WHAT NEEDS TO BE DONE -
Make an exact copy of the entries below.
--- start of ENTRIES SHOWN ---
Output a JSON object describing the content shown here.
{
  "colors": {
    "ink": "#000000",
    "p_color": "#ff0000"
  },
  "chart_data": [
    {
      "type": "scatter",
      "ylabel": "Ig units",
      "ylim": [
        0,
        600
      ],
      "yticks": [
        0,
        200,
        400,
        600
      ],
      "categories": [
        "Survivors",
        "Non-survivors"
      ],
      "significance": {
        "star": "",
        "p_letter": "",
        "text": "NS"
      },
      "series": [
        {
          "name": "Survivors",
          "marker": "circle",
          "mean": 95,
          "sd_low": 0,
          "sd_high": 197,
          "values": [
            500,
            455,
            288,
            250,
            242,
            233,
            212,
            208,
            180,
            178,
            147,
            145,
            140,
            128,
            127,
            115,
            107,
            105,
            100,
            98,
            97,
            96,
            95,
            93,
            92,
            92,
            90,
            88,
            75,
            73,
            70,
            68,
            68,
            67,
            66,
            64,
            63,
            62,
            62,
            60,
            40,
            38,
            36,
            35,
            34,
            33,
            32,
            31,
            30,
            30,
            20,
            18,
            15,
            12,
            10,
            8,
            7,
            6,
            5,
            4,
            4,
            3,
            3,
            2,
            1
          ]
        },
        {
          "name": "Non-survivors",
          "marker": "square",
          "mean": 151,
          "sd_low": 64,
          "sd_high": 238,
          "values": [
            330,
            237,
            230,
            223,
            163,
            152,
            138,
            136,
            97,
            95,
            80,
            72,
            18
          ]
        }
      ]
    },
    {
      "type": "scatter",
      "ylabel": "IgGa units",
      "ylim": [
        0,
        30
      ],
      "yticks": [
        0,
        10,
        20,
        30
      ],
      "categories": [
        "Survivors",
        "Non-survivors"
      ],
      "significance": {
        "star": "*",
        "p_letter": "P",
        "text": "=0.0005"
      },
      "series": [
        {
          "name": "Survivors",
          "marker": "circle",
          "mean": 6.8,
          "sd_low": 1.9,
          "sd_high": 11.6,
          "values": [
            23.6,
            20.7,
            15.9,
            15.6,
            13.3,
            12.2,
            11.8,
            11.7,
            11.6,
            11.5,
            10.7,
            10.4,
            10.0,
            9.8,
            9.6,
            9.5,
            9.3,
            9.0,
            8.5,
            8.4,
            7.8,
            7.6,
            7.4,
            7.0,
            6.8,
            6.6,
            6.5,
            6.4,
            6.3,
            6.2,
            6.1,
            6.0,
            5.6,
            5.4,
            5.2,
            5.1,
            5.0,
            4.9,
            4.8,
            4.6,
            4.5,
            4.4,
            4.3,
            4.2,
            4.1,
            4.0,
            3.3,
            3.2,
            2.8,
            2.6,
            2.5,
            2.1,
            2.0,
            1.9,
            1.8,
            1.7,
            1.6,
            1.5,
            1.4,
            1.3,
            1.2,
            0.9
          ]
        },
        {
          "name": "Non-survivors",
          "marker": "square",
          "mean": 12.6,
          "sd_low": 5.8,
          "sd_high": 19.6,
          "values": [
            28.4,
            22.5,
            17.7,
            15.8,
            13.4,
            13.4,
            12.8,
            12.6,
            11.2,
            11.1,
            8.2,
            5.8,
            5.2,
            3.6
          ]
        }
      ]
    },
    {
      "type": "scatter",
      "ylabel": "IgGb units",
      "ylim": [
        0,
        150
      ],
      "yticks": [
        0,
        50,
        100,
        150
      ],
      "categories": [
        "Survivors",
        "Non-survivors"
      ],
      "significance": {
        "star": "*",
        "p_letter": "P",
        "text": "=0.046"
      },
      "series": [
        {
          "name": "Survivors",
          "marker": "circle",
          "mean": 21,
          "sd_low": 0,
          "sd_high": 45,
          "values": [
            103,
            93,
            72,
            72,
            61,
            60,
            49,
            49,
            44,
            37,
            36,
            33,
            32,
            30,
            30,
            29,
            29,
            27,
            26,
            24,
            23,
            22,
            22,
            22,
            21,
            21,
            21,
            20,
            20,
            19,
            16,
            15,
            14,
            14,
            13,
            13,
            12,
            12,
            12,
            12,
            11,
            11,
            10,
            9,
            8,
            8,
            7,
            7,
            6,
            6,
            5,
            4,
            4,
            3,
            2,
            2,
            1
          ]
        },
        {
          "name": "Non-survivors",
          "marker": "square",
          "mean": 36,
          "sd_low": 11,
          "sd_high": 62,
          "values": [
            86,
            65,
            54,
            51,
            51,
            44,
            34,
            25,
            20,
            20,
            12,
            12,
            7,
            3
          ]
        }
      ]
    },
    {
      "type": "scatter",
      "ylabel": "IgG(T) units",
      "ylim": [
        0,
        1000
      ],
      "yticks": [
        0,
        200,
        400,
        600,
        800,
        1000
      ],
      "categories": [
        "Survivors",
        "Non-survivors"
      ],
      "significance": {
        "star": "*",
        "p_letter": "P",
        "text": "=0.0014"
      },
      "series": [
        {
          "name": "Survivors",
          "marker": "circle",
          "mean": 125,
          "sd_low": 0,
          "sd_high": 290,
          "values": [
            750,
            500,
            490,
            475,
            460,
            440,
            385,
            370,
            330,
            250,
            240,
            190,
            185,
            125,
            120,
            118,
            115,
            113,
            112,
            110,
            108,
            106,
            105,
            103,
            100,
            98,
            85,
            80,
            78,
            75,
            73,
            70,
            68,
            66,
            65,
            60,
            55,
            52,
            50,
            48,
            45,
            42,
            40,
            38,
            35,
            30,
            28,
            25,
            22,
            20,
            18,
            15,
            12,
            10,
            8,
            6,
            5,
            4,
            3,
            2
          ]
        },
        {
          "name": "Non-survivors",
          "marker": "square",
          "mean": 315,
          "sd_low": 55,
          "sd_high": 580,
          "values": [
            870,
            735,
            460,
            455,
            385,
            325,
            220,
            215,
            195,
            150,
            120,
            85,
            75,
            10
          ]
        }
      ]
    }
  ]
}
--- end of ENTRIES SHOWN ---
RESULT -
Output a JSON object describing the content shown here.
{
  "colors": {
    "ink": "#000000",
    "p_color": "#ff0000"
  },
  "chart_data": [
    {
      "type": "scatter",
      "ylabel": "Ig units",
      "ylim": [
        0,
        600
      ],
      "yticks": [
        0,
        200,
        400,
        600
      ],
      "categories": [
        "Survivors",
        "Non-survivors"
      ],
      "significance": {
        "star": "",
        "p_letter": "",
        "text": "NS"
      },
      "series": [
        {
          "name": "Survivors",
          "marker": "circle",
          "mean": 95,
          "sd_low": 0,
          "sd_high": 197,
          "values": [
            500,
            455,
            288,
            250,
            242,
            233,
            212,
            208,
            180,
            178,
            147,
            145,
            140,
            128,
            127,
            115,
            107,
            105,
            100,
            98,
            97,
            96,
            95,
            93,
            92,
            92,
            90,
            88,
            75,
            73,
            70,
            68,
            68,
            67,
            66,
            64,
            63,
            62,
            62,
            60,
            40,
            38,
            36,
            35,
            34,
            33,
            32,
            31,
            30,
            30,
            20,
            18,
            15,
            12,
            10,
            8,
            7,
            6,
            5,
            4,
            4,
            3,
            3,
            2,
            1
          ]
        },
        {
          "name": "Non-survivors",
          "marker": "square",
          "mean": 151,
          "sd_low": 64,
          "sd_high": 238,
          "values": [
            330,
            237,
            230,
            223,
            163,
            152,
            138,
            136,
            97,
            95,
            80,
            72,
            18
          ]
        }
      ]
    },
    {
      "type": "scatter",
      "ylabel": "IgGa units",
      "ylim": [
        0,
        30
      ],
      "yticks": [
        0,
        10,
        20,
        30
      ],
      "categories": [
        "Survivors",
        "Non-survivors"
      ],
      "significance": {
        "star": "*",
        "p_letter": "P",
        "text": "=0.0005"
      },
      "series": [
        {
          "name": "Survivors",
          "marker": "circle",
          "mean": 6.8,
          "sd_low": 1.9,
          "sd_high": 11.6,
          "values": [
            23.6,
            20.7,
            15.9,
            15.6,
            13.3,
            12.2,
            11.8,
            11.7,
            11.6,
            11.5,
            10.7,
            10.4,
            10.0,
            9.8,
            9.6,
            9.5,
            9.3,
            9.0,
            8.5,
            8.4,
            7.8,
            7.6,
            7.4,
            7.0,
            6.8,
            6.6,
            6.5,
            6.4,
            6.3,
            6.2,
            6.1,
            6.0,
            5.6,
            5.4,
            5.2,
            5.1,
            5.0,
            4.9,
            4.8,
            4.6,
            4.5,
            4.4,
            4.3,
            4.2,
            4.1,
            4.0,
            3.3,
            3.2,
            2.8,
            2.6,
            2.5,
            2.1,
            2.0,
            1.9,
            1.8,
            1.7,
            1.6,
            1.5,
            1.4,
            1.3,
            1.2,
            0.9
          ]
        },
        {
          "name": "Non-survivors",
          "marker": "square",
          "mean": 12.6,
          "sd_low": 5.8,
          "sd_high": 19.6,
          "values": [
            28.4,
            22.5,
            17.7,
            15.8,
            13.4,
            13.4,
            12.8,
            12.6,
            11.2,
            11.1,
            8.2,
            5.8,
            5.2,
            3.6
          ]
        }
      ]
    },
    {
      "type": "scatter",
      "ylabel": "IgGb units",
      "ylim": [
        0,
        150
      ],
      "yticks": [
        0,
        50,
        100,
        150
      ],
      "categories": [
        "Survivors",
        "Non-survivors"
      ],
      "significance": {
        "star": "*",
        "p_letter": "P",
        "text": "=0.046"
      },
      "series": [
        {
          "name": "Survivors",
          "marker": "circle",
          "mean": 21,
          "sd_low": 0,
          "sd_high": 45,
          "values": [
            103,
            93,
            72,
            72,
            61,
            60,
            49,
            49,
            44,
            37,
            36,
            33,
            32,
            30,
            30,
            29,
            29,
            27,
            26,
            24,
            23,
            22,
            22,
            22,
            21,
            21,
            21,
            20,
            20,
            19,
            16,
            15,
            14,
            14,
            13,
            13,
            12,
            12,
            12,
            12,
            11,
            11,
            10,
            9,
            8,
            8,
            7,
            7,
            6,
            6,
            5,
            4,
            4,
            3,
            2,
            2,
            1
          ]
        },
        {
          "name": "Non-survivors",
          "marker": "square",
          "mean": 36,
          "sd_low": 11,
          "sd_high": 62,
          "values": [
            86,
            65,
            54,
            51,
            51,
            44,
            34,
            25,
            20,
            20,
            12,
            12,
            7,
            3
          ]
        }
      ]
    },
    {
      "type": "scatter",
      "ylabel": "IgG(T) units",
      "ylim": [
        0,
        1000
      ],
      "yticks": [
        0,
        200,
        400,
        600,
        800,
        1000
      ],
      "categories": [
        "Survivors",
        "Non-survivors"
      ],
      "significance": {
        "star": "*",
        "p_letter": "P",
        "text": "=0.0014"
      },
      "series": [
        {
          "name": "Survivors",
          "marker": "circle",
          "mean": 125,
          "sd_low": 0,
          "sd_high": 290,
          "values": [
            750,
            500,
            490,
            475,
            460,
            440,
            385,
            370,
            330,
            250,
            240,
            190,
            185,
            125,
            120,
            118,
            115,
            113,
            112,
            110,
            108,
            106,
            105,
            103,
            100,
            98,
            85,
            80,
            78,
            75,
            73,
            70,
            68,
            66,
            65,
            60,
            55,
            52,
            50,
            48,
            45,
            42,
            40,
            38,
            35,
            30,
            28,
            25,
            22,
            20,
            18,
            15,
            12,
            10,
            8,
            6,
            5,
            4,
            3,
            2
          ]
        },
        {
          "name": "Non-survivors",
          "marker": "square",
          "mean": 315,
          "sd_low": 55,
          "sd_high": 580,
          "values": [
            870,
            735,
            460,
            455,
            385,
            325,
            220,
            215,
            195,
            150,
            120,
            85,
            75,
            10
          ]
        }
      ]
    }
  ]
}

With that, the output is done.